Work to complete » Sift the listing for lines that hold the string "color" and pull them out.

++++ Supplied entries ++++

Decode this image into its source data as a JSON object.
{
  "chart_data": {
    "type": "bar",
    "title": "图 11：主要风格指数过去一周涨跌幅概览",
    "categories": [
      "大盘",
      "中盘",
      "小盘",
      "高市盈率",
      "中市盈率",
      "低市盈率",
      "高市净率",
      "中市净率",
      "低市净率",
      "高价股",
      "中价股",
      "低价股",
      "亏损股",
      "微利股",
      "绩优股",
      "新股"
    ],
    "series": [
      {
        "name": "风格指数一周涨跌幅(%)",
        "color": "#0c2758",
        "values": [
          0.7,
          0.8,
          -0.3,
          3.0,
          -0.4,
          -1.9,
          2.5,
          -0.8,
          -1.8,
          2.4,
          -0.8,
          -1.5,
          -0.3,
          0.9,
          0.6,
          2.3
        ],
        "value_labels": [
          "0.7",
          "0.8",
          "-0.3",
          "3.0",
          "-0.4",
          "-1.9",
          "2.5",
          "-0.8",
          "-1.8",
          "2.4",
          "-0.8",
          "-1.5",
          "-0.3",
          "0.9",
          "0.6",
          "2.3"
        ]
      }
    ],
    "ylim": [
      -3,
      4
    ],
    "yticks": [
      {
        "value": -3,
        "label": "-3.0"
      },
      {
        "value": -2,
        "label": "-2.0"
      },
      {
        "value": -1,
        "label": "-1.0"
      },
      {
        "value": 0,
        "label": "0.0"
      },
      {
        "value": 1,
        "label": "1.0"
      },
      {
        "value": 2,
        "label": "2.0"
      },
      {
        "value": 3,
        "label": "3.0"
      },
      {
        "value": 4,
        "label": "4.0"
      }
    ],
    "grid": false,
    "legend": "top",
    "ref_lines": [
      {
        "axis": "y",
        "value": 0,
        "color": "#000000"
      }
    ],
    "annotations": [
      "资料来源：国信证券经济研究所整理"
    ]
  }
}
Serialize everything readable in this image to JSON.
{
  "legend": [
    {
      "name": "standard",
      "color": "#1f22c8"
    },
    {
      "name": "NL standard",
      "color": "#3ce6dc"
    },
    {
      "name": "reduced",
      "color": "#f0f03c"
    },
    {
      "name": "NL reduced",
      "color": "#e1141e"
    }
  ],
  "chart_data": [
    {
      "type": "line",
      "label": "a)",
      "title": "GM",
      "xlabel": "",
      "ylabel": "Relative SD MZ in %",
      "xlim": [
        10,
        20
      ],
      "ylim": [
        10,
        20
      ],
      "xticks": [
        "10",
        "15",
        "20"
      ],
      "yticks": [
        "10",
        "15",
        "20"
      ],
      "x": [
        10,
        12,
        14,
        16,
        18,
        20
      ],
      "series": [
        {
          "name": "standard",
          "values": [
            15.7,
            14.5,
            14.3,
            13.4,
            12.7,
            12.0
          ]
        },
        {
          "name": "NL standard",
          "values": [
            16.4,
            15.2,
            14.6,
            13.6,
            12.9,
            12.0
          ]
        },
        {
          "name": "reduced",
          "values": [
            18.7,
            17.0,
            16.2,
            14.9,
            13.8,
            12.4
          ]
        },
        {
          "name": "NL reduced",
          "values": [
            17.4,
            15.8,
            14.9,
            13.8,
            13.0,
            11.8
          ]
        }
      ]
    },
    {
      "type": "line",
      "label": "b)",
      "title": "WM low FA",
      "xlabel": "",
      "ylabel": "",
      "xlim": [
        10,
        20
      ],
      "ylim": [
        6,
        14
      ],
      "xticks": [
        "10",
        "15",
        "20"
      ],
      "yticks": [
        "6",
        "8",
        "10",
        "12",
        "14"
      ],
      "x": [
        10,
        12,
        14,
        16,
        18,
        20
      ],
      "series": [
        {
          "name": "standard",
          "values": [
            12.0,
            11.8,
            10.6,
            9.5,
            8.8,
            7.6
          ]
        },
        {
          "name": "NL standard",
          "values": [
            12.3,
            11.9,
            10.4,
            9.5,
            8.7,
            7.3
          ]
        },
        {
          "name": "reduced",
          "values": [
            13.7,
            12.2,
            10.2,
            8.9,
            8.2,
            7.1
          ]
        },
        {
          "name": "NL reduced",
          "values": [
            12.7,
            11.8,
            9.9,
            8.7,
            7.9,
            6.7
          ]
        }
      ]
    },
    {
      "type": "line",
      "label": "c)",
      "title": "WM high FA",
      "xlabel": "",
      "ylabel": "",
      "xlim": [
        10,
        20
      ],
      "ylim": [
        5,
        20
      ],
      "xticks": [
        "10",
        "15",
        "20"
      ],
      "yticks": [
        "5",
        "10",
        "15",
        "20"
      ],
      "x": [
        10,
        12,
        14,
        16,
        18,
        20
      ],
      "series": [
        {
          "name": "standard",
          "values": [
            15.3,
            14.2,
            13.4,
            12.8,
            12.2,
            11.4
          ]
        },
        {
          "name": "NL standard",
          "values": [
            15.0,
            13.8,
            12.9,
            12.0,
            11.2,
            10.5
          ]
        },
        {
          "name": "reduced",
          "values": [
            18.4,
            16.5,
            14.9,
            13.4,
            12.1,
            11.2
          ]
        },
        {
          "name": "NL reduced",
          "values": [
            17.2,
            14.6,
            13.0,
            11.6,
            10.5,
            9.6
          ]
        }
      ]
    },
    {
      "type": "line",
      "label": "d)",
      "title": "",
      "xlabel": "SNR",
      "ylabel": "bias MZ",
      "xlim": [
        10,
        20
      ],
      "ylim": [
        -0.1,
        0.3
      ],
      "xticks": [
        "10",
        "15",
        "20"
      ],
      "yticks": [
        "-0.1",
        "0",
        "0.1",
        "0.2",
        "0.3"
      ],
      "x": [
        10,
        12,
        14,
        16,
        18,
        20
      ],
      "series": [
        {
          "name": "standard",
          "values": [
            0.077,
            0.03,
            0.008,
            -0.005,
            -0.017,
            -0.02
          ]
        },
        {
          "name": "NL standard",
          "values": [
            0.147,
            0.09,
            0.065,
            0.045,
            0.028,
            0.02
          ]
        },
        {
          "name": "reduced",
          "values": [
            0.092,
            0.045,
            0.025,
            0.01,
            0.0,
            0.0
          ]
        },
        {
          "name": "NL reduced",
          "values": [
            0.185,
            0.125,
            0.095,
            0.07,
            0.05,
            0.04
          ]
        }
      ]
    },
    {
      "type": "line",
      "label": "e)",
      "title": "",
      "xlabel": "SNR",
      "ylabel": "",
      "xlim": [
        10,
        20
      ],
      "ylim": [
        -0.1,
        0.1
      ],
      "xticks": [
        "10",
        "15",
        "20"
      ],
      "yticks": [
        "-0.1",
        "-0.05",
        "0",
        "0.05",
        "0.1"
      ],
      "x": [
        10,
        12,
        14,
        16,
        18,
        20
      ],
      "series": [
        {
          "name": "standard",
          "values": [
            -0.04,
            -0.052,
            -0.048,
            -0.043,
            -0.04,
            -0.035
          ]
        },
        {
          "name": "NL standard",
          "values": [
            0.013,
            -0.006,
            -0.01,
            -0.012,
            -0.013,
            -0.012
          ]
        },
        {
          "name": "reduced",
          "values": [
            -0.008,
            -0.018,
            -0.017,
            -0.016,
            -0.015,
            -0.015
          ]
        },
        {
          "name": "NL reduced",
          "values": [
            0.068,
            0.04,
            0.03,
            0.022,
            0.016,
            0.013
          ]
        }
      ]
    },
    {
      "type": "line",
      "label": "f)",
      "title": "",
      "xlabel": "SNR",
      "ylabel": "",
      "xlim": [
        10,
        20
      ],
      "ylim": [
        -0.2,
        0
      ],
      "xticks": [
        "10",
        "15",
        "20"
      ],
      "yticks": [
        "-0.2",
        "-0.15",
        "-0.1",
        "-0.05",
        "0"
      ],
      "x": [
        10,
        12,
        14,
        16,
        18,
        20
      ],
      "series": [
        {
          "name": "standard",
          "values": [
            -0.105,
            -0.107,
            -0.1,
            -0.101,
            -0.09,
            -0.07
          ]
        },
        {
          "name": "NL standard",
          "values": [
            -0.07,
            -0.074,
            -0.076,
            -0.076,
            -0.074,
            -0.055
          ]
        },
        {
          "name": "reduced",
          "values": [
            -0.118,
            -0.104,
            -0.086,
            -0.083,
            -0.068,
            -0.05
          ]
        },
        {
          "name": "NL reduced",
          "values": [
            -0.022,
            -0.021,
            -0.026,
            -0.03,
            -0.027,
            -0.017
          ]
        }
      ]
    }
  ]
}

++++

Problem solution »
        "color": "#0c2758",
        "color": "#000000"
      "color": "#1f22c8"
      "color": "#3ce6dc"
      "color": "#f0f03c"
      "color": "#e1141e"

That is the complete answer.